▶ [DIRECTIONS]
Copy the HIV study abstract from the words "Objective: Sexual transmission" through "through sexual abuse.", swapping "adolescents" for "teenagers".

Objective: Sexual transmission of human immunodeficiency virus (HIV) is the predominant risk exposure among adolescents and adults reported with HIV infection and acquired immunodeficiency syndrome (AIDS). Although perinatal transmission accounts for the majority of HIV infection in children, there have been reports of HIV transmission through sexual abuse of children. We characterized children <13 years of age who may have acquired HIV infection through sexual abuse.
Methods: All reports by state and local health departments to the national HIV/AIDS surveillance system of children with HIV infection not AIDS (n = 1507) and AIDS (n = 7629) through December 1996 were reviewed for history of sexual abuse. Information was ascertained from data recorded on the case report form as well as investigations of children with no risk for HIV infection reported or identified on initial investigation. For children with a possible history of sexual abuse, additional data were collected, including how sexual abuse was diagnosed; characteristics of the perpetrator(s) (ie, HIV status and HIV risks); and other possible risk factors for the child's HIV infection.

▶ [INPUT DATA]
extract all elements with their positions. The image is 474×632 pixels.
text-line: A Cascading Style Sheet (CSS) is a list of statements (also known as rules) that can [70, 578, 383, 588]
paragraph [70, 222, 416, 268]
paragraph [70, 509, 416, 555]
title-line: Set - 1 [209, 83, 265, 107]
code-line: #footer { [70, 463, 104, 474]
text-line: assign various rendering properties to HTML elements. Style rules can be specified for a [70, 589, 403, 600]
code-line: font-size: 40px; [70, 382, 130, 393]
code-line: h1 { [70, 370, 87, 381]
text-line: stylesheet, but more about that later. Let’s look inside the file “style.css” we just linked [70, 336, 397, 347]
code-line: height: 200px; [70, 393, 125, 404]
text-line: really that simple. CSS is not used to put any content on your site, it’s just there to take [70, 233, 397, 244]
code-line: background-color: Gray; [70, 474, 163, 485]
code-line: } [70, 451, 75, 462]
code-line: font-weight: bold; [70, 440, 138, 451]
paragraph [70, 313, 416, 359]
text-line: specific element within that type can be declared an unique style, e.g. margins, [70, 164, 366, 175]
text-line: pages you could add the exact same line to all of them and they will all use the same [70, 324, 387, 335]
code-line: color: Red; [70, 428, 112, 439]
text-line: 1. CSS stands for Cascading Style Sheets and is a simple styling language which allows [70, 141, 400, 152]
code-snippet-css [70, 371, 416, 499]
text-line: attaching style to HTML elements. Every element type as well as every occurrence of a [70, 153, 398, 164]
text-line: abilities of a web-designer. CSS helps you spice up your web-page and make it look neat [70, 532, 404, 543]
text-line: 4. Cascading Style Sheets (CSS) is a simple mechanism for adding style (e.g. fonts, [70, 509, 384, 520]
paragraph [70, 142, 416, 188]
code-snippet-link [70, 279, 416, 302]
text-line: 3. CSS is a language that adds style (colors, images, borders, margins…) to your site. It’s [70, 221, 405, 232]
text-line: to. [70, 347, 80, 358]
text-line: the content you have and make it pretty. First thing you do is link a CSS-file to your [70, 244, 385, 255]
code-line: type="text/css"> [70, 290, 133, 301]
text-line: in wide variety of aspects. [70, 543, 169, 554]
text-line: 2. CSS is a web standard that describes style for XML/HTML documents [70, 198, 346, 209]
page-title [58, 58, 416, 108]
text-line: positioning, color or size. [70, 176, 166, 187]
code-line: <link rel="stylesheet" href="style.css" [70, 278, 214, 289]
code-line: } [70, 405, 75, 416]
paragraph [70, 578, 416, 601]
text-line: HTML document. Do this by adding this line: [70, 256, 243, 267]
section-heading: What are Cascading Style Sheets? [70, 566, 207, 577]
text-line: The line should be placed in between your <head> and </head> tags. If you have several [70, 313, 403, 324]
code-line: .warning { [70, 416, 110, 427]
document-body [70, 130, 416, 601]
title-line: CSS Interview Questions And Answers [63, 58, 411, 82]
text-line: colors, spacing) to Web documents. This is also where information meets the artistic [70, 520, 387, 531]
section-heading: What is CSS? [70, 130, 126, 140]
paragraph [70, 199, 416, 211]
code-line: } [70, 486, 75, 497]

▶ [OUTPUT BELOW]
Objective: Sexual transmission of human immunodeficiency virus (HIV) is the predominant risk exposure among teenagers and adults reported with HIV infection and acquired immunodeficiency syndrome (AIDS). Although perinatal transmission accounts for the majority of HIV infection in children, there have been reports of HIV transmission through sexual abuse of children. We characterized children <13 years of age who may have acquired HIV infection through sexual abuse.